- 練習問題 -
a – 映画『スラムドッグス』を評した本文を読み、次の問いに答えなさい。
(i) 飼い主はレジーを捨てるために、車で遠出したあと何を遠くへ投げるか。
(ii) レジーが力尽きてしまう街まで、車で何時間掛けて向かったか。
(iii) 筆者が「ノリもかなり限界だった」と述べている映画は何か。
b – 映画『スラムドッグス』を評した本文のうち、"しかし、車で3時間掛けて向か" という語句を含むところから書き始め、"が垣間見えてとても良かった。" で終わるまでを書き写しなさい。
c – 映画『スラムドッグス』を評した文章の続きを、示されている最後の文の後から書き進めなさい。

- 本文 -
● ● ● ● ● ● ●
映画『スラムドッグス』評価・ネタバレ感想! 下品さと犬の青春マリアージュ

 

 

 

”『TED』のユニバーサルが送る”

 

このフレーズだけでどういう作品なのか伝わってしまうくらい、はっきりとした輪郭を得ている映画『TED』もすごいが、このフレーズで宣伝される『スラムドッグス』はさらにすごい。下品な下ネタのオンパレードなのに、純粋無垢な少年が仲間との冒険によって自分の本当の価値を見出す青春ロードムービーとしてすごく上手くできている。個人的には下ネタのキツいコメディはあまり得意ではなく、正直『TED』のノリもかなり限界だった。しかし『スラムドッグス』に関してはそれらがノイズどころか理想的なスパイスとなっていると言えるほどに、ドラマの完成度が高い。青春ロードムービーのセオリーを着実に抑えつつ、個性豊かな犬の下品なやり取りで見事に独自性を手にしている。くだらなすぎてバカみたいなやり取りも、犬のお遊びならこんなに許せるのかと勉強になった。

 

クソ飼い主に捨てられたと気づいた犬のレジーは、道中で出会った仲間達と共に、飼い主の局部を噛みちぎる復讐の旅を始める。

ストーリーを言うのなら本当にこれだけ。この映画が持つグロテスクさと下劣さがこのストーリーに端的に表されている。しかし、この「クソ飼い主に捨てられた」の演出が素晴らしい。こんな下品な映画に似合わないほどに素晴らしすぎるのだ。レジーを捨てるために飼い主はわざわざ車で遠出し、ボールを遠くへ投げる。そのまま速攻で車に乗り込み帰宅。これでようやく別れられると思いきや、少し時間が経てばすぐにボールを咥えたレジーが戻ってきてしまう。飼い主からしたら迷惑極まりない話なのだが、自分が飼い主に好かれていると勘違いしている(この映画ではレジー達犬は人間の言葉までは理解していないらしい)レジーは、新しいゲームだと思い込んで健気にボールを持ってくる。可愛らしいワンちゃんが薄汚れたまま自宅に戻ってくるシーンが繰り返される冒頭は、それだけで涙を誘う。犬ってこんなにかわいいんだ…と気付かされ、こんな可愛い存在を平気で捨てようとしている飼い主に対して、こちらも自然とヘイトが溜まっていく。

 

しかし、車で3時間掛けて向かった街でのゲームにて、とうとうレジーは力尽きてしまう。そこで出会った犬達に自分は嫌われており捨てられたのだと気付かされ、大好きな飼い主に認めてもらうため、自分の過ちを正すために改めて帰宅を決意する。ここまでされてなお、飼い主を想うレジー。だが冒険の中で彼は遂に「自分は悪くない」ことに思い至り、彼が大好きな自分の局部を噛みちぎることを決める。「アソコを噛みちぎってやるぜ!」で充分面白いのに、それに至るまでの心の動きをしっかりと描く真面目さ。元々のネタが悪ふざけなのだから、それ以外はせめてマトモであろうとする作り手の気概が垣間見えてとても良かった。
● ● ● ● ● ● ●
- データ一覧 -
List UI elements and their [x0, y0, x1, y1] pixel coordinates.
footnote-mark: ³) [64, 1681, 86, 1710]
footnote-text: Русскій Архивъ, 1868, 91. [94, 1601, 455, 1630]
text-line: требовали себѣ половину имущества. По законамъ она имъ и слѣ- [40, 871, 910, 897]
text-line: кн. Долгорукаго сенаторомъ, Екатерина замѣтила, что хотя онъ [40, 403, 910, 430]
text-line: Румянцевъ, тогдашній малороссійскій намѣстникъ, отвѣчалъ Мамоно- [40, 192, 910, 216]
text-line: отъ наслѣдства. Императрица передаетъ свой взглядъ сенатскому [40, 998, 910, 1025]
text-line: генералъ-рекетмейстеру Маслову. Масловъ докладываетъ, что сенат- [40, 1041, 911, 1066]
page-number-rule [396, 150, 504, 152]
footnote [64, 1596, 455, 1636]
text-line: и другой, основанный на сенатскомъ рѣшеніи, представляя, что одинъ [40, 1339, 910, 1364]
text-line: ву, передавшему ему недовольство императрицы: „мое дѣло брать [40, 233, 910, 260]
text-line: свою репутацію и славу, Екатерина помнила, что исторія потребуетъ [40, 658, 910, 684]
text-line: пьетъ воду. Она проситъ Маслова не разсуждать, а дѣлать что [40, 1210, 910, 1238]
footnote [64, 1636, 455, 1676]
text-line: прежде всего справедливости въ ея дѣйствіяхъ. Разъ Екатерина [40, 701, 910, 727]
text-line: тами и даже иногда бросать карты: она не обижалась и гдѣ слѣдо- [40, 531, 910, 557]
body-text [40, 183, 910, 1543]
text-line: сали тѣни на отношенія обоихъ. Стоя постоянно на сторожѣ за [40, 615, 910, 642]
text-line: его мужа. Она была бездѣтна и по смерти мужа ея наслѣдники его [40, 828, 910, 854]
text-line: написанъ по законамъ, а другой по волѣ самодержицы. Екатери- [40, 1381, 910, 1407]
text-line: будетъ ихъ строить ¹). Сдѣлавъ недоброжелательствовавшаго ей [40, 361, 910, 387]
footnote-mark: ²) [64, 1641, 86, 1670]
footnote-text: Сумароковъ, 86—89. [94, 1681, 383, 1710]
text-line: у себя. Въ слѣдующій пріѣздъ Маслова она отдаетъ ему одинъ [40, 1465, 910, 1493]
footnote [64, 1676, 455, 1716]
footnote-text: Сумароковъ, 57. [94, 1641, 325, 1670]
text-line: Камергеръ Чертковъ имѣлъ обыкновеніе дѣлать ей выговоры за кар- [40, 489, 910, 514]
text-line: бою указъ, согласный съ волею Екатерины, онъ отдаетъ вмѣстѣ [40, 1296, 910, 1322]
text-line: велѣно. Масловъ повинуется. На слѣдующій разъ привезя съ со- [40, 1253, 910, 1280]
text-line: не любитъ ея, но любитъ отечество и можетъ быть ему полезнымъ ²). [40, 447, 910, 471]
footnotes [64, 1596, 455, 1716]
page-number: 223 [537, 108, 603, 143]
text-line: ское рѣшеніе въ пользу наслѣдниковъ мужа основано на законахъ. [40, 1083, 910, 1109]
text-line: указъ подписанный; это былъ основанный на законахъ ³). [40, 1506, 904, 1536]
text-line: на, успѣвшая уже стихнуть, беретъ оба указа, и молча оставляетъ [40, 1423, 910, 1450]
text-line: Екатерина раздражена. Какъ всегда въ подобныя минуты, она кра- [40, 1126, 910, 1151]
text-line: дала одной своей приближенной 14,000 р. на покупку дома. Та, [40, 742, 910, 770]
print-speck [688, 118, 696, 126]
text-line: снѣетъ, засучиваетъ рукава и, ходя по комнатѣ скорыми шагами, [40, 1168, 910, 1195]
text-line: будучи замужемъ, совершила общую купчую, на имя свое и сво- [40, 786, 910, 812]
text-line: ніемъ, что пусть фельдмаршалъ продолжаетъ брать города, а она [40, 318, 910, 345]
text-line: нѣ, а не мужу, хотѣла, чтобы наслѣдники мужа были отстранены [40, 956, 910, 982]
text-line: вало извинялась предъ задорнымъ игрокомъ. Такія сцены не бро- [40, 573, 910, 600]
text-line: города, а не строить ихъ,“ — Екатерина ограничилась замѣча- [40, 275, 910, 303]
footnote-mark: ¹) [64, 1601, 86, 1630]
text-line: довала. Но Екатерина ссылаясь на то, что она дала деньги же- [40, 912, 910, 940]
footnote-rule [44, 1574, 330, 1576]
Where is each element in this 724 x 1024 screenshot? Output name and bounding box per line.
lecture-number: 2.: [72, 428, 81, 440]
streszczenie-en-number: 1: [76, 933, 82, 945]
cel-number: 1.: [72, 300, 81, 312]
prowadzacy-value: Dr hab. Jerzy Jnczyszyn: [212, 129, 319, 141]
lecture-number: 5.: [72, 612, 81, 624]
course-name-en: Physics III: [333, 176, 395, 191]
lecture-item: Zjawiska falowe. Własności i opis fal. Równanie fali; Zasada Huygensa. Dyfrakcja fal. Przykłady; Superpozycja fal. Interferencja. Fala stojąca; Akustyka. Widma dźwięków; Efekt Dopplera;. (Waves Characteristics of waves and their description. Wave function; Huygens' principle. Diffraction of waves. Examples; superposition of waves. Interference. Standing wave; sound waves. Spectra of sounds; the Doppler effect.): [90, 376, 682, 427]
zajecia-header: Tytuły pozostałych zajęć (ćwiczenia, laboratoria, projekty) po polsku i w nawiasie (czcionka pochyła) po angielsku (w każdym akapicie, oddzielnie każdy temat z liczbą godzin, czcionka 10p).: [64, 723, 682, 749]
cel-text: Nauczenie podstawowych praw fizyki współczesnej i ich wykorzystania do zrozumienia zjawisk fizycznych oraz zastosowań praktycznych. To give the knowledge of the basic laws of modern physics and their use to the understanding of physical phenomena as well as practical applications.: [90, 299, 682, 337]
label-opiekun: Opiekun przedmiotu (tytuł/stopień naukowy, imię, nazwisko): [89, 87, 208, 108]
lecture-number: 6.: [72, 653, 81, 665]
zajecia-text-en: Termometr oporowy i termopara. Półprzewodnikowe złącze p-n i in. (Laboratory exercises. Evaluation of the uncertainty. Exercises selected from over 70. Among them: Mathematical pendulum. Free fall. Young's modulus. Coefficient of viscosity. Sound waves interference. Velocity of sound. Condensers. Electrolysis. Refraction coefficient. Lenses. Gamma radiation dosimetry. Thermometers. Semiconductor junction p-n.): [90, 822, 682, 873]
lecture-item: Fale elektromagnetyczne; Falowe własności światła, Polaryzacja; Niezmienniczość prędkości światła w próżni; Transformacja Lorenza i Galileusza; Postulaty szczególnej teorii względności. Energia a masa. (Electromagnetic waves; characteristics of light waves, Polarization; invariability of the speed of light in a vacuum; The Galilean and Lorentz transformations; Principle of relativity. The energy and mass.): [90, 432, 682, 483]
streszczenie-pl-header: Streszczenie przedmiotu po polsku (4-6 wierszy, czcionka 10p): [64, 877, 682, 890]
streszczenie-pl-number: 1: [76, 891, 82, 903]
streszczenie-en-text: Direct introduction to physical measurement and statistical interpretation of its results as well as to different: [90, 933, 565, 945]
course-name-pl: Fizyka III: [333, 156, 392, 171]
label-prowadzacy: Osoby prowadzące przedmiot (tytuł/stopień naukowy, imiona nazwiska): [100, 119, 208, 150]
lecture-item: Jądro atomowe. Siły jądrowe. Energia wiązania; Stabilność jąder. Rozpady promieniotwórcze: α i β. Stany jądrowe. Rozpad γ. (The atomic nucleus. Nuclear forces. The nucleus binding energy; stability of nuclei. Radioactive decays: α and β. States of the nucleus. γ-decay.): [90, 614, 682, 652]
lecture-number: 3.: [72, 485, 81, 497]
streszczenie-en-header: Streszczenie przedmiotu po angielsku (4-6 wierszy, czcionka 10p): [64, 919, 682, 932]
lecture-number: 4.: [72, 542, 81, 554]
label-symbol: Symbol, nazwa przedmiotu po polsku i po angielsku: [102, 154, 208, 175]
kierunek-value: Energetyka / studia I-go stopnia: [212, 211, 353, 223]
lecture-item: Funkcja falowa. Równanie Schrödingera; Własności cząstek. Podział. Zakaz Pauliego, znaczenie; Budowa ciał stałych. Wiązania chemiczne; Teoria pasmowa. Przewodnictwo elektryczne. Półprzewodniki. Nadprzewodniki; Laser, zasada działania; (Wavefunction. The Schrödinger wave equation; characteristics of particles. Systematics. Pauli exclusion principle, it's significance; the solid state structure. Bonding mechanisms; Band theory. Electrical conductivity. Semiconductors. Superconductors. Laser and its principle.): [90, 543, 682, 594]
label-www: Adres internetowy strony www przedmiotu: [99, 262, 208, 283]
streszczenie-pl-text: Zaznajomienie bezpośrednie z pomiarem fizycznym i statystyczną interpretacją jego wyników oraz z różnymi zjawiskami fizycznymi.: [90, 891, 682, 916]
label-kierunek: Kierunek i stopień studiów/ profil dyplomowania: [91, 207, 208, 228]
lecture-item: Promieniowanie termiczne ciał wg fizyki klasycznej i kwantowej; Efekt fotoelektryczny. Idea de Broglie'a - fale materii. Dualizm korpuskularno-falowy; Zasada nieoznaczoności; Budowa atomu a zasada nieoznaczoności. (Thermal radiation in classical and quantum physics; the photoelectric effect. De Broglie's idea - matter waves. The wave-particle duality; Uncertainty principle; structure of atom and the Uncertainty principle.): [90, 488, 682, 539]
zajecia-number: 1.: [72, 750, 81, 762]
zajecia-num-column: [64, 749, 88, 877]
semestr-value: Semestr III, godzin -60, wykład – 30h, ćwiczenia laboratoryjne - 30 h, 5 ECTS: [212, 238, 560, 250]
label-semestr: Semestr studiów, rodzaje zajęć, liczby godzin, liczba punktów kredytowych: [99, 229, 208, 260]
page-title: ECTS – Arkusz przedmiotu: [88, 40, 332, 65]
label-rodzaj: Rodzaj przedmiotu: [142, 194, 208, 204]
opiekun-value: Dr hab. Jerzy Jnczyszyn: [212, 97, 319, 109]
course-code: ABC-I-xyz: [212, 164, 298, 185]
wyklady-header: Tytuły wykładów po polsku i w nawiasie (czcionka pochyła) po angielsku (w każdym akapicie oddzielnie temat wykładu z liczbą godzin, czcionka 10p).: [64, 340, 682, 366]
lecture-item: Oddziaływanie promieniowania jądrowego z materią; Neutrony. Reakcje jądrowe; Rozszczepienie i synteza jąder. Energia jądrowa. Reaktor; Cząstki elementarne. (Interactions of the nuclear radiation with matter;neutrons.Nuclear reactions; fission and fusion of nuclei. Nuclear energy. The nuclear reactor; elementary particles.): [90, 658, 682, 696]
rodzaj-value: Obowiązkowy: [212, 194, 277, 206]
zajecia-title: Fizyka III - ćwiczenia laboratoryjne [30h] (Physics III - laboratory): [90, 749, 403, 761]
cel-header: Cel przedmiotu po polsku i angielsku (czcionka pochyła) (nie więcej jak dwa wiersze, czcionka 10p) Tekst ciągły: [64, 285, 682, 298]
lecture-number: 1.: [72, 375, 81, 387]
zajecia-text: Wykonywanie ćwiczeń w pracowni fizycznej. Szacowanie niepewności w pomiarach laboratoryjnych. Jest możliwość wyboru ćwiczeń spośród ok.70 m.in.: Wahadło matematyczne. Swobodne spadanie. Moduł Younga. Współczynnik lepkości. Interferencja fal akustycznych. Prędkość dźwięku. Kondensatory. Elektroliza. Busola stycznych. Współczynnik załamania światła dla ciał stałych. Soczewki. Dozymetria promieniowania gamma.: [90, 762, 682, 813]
● ● ● ● ● ● ●
- 解答 -
a –
(i) ボール
(ii) 3時間
(iii) 『TED』

b –
しかし、車で3時間掛けて向かった街でのゲームにて、とうとうレジーは力尽きてしまう。そこで出会った犬達に自分は嫌われており捨てられたのだと気付かされ、大好きな飼い主に認めてもらうため、自分の過ちを正すために改めて帰宅を決意する。ここまでされてなお、飼い主を想うレジー。だが冒険の中で彼は遂に「自分は悪くない」ことに思い至り、彼が大好きな自分の局部を噛みちぎることを決める。「アソコを噛みちぎってやるぜ!」で充分面白いのに、それに至るまでの心の動きをしっかりと描く真面目さ。元々のネタが悪ふざけなのだから、それ以外はせめてマトモであろうとする作り手の気概が垣間見えてとても良かった。

c –
 

コメディ映画、まして下ネタの多い作品は、とにかく下劣であることに全フリしている映画も多い。物語よりもノリが優先され、徹夜で思いついたくだらないネタが闇鍋の如く次々と投入される…。もちろんその結果観た人が面白いと思えれば素晴らしいことなのだが、個人的には下劣さの強い映画には抵抗を持ってしまう。私が観たいのは下劣なギャグではなく、下劣さの伴ったストーリーなのだ。もちろんギャグのオンパレードのような作品の存在ごと否定するつもりはないけれど、映画にするのならやはり物語が重要であってほしいなあとは思う。その点『スラムドッグス』はワンちゃん達のアホみたいな復讐劇というワンアイデアに胡座をかかず、ロードムービー(車で3時間だけど)としての感動やお約束がたっぷりと詰まっている。それこそモロにオマージュがあったが、『スタンド・バイ・ミー』的な青春冒険譚、一夏の成長にも似た輝かしい瞬間がたくさん詰め込まれていた。

 

捨てられたから飼い主の局部を噛みちぎりに行く。

本当にこれだけの物語なのに、仲間と共に楽しく過ごす彼等に感動させられてしまう。4人でおしっこを掛け合うシーンなんて本当に最高だった。普通の青春ドラマなら夜のプールや川岸で水を掛け合うようにして演出される美しさを、尿や便でやり通してしまう気概。これはおそらくいい年したおじさん達がやっていたらかなり無理なラインだったのだけれど、犬なのでなんの抵抗もない。というかこの映画、感動系の犬映画を露骨に批判する割に犬達をすごく可愛らしく描いてくるので犬映画としても全然侮れない。人間の青春としては下品すぎるけど、犬の青春はきっとこんな感じなんだろうなあとまで思わされてしまうのだ。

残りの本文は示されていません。